[start of Data entries]

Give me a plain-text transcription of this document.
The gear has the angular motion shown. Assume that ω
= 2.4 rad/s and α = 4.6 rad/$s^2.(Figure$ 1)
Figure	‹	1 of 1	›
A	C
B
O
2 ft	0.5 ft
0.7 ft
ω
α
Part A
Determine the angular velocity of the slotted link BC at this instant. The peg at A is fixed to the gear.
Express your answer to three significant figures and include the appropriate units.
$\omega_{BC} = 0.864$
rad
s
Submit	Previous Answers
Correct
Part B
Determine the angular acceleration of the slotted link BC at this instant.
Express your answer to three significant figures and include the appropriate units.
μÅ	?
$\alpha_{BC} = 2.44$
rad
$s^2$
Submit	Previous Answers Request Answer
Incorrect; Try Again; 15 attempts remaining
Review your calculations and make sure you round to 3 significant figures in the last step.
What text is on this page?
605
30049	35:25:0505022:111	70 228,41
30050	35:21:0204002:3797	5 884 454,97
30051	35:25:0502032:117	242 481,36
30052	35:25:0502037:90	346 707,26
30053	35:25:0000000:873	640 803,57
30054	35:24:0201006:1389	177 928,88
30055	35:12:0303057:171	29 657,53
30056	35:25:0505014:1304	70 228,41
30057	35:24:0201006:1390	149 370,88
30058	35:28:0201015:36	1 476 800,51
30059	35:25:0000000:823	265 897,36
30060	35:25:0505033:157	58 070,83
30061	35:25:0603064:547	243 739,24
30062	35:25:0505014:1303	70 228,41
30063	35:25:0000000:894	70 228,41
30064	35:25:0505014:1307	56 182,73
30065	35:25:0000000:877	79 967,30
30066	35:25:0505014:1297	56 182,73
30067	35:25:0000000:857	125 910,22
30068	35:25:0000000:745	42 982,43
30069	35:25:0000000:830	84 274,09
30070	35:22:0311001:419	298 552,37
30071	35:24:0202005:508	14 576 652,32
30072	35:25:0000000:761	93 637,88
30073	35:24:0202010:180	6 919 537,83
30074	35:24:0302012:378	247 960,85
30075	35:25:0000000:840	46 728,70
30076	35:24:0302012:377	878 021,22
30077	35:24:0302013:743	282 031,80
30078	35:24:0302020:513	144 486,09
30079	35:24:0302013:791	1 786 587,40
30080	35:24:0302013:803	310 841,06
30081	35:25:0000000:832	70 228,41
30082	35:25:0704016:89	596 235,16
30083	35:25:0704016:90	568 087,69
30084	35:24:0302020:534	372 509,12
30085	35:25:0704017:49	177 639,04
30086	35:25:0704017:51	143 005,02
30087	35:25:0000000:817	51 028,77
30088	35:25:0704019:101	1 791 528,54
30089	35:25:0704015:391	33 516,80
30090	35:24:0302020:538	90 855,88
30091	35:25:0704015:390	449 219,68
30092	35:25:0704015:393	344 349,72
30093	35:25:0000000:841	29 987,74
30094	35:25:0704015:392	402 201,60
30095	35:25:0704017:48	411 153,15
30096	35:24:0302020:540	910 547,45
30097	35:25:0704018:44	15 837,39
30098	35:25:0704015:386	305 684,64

[end of Data entries]
[start of Data entries]

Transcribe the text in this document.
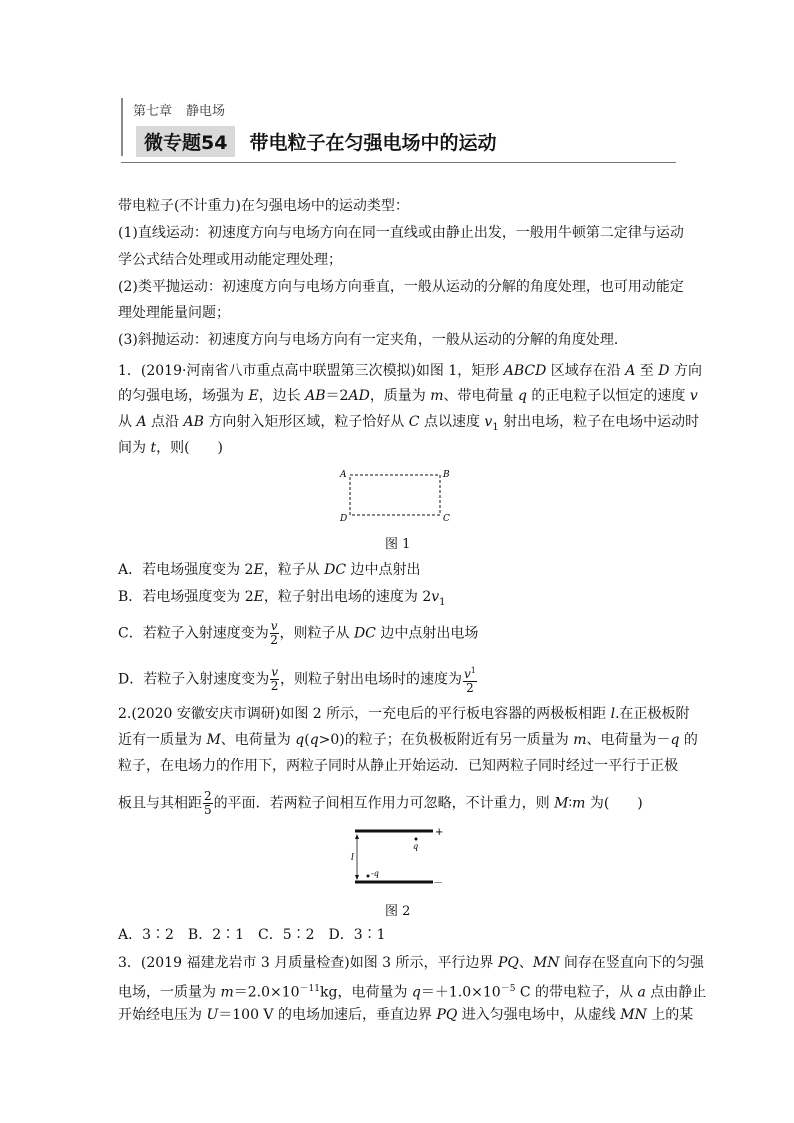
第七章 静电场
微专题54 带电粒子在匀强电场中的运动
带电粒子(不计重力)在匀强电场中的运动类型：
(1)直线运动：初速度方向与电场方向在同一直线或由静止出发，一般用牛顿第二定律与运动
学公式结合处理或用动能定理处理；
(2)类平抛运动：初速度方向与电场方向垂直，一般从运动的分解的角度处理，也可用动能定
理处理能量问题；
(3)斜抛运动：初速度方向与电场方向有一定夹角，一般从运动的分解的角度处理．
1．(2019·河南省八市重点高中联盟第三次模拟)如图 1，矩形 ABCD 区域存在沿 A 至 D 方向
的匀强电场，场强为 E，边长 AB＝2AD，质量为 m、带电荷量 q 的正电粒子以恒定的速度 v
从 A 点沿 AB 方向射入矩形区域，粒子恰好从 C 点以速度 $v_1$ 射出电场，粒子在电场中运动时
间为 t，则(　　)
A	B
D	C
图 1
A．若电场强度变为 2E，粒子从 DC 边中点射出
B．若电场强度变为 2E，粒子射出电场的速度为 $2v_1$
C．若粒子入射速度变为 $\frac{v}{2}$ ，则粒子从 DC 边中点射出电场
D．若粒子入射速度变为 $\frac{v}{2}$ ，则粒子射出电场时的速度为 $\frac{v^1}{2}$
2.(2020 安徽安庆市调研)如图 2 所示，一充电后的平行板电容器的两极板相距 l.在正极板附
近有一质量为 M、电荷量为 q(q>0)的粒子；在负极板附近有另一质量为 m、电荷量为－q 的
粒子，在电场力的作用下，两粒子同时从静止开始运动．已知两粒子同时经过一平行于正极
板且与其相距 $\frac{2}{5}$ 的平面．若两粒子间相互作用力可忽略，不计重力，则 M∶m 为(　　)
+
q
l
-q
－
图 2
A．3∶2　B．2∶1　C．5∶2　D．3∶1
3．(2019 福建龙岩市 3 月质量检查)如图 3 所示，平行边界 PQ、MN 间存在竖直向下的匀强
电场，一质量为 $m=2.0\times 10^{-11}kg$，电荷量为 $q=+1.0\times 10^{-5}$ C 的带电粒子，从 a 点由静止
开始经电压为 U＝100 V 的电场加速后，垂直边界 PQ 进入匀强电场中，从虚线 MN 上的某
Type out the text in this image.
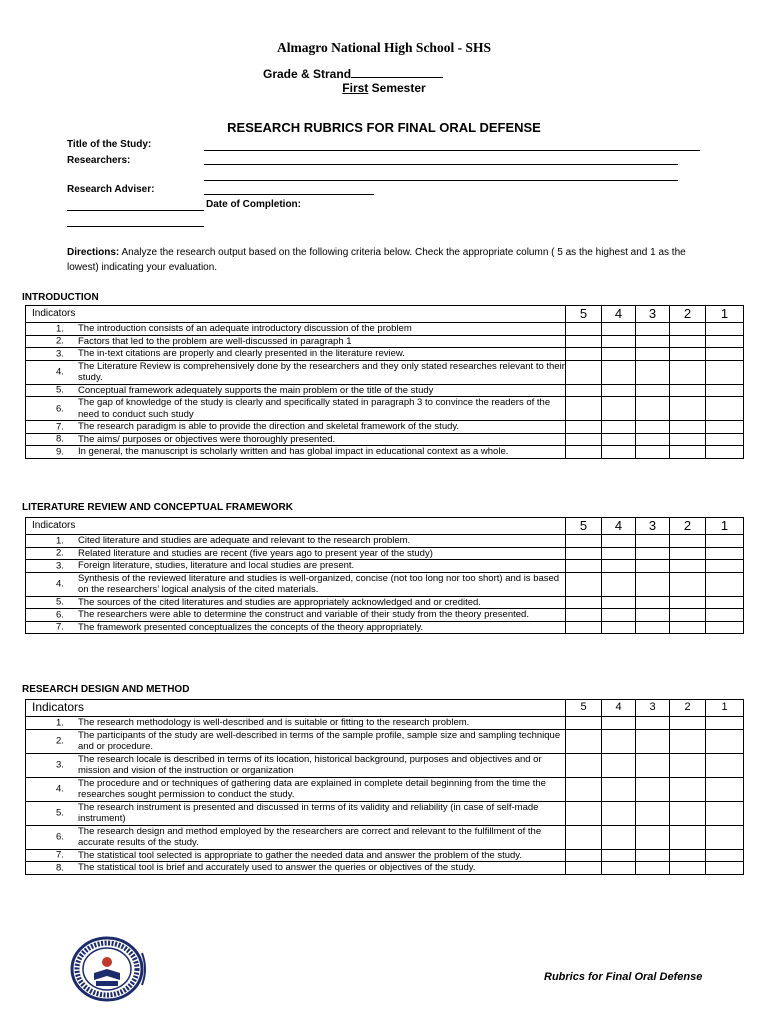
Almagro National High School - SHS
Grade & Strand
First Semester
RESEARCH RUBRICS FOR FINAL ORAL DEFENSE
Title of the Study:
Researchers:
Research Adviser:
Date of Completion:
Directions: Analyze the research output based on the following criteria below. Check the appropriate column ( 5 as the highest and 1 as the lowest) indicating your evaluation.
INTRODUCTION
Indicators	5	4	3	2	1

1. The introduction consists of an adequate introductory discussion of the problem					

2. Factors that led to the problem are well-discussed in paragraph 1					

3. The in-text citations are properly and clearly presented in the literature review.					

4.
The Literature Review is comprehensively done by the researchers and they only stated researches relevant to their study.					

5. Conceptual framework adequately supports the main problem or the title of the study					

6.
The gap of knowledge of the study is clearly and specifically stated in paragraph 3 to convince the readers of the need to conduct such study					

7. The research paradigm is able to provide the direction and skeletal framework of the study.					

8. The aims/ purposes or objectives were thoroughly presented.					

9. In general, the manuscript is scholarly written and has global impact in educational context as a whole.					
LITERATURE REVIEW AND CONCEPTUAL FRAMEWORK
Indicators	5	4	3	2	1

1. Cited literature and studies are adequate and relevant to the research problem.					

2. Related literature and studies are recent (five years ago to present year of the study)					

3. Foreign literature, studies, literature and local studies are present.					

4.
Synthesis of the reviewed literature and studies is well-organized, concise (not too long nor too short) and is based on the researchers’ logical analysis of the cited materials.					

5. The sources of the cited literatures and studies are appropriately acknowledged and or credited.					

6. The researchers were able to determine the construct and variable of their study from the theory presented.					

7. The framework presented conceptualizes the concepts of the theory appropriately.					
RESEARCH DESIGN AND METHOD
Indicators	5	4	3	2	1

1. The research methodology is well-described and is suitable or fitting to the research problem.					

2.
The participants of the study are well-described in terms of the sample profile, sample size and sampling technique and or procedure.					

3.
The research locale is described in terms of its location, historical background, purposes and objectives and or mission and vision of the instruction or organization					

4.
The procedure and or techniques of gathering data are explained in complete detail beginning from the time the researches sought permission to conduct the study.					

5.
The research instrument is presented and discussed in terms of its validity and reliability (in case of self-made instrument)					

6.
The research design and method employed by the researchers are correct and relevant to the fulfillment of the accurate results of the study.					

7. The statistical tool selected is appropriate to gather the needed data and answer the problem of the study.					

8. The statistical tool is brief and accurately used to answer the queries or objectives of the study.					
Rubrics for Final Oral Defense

[end of Data entries]

- **Short exercise**
Report each line in the preceding entries that holds the string "discussed".

- **Answer for the task**
2. Factors that led to the problem are well-discussed in paragraph 1					
The research instrument is presented and discussed in terms of its validity and reliability (in case of self-made instrument)					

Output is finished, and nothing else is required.